Rows from a figure dataset
# # # # # # #

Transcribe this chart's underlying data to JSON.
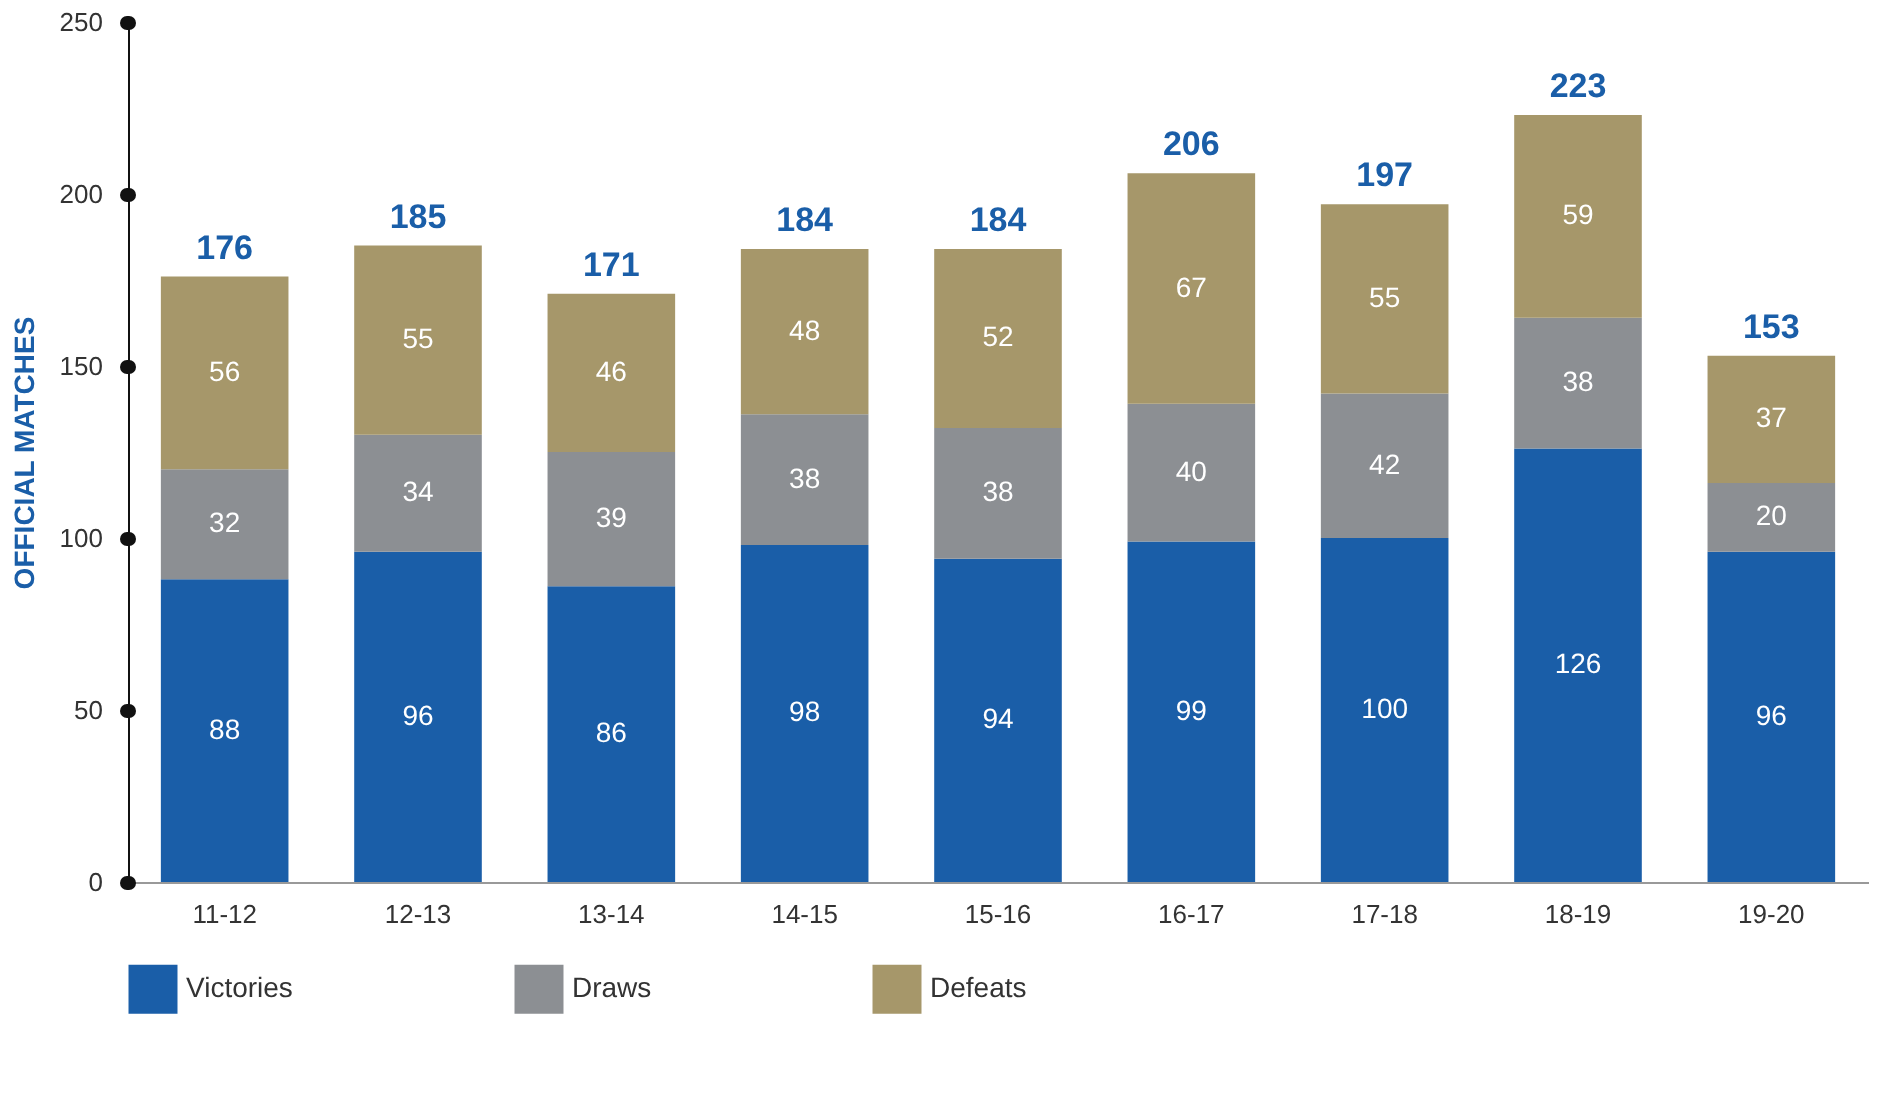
{
  "chart_data": {
    "type": "bar",
    "stacked": true,
    "ylabel": "OFFICIAL MATCHES",
    "categories": [
      "11-12",
      "12-13",
      "13-14",
      "14-15",
      "15-16",
      "16-17",
      "17-18",
      "18-19",
      "19-20"
    ],
    "series": [
      {
        "name": "Victories",
        "color": "#1a5ea8",
        "values": [
          88,
          96,
          86,
          98,
          94,
          99,
          100,
          126,
          96
        ]
      },
      {
        "name": "Draws",
        "color": "#8c8f93",
        "values": [
          32,
          34,
          39,
          38,
          38,
          40,
          42,
          38,
          20
        ]
      },
      {
        "name": "Defeats",
        "color": "#a6976a",
        "values": [
          56,
          55,
          46,
          48,
          52,
          67,
          55,
          59,
          37
        ]
      }
    ],
    "totals": [
      "176",
      "185",
      "171",
      "184",
      "184",
      "206",
      "197",
      "223",
      "153"
    ],
    "ylim": [
      0,
      250
    ],
    "yticks": [
      0,
      50,
      100,
      150,
      200,
      250
    ],
    "data_labels": true,
    "grid": false,
    "legend": "bottom"
  }
}
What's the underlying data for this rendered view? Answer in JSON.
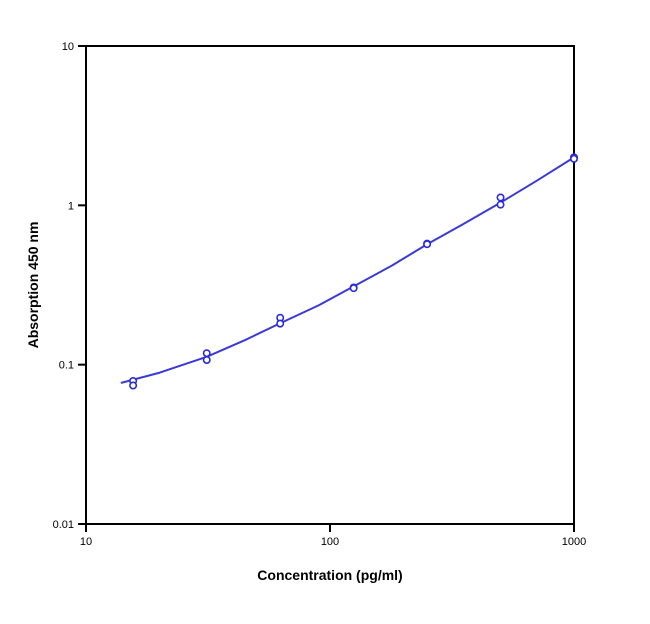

# # # # # # #

WORK REQUIRED
Using the records above, copy every line that has the word "JSON" in it.

THE REPLY
Transcribe this chart's underlying data to JSON.
What's the underlying data for this rendered view? Answer in JSON.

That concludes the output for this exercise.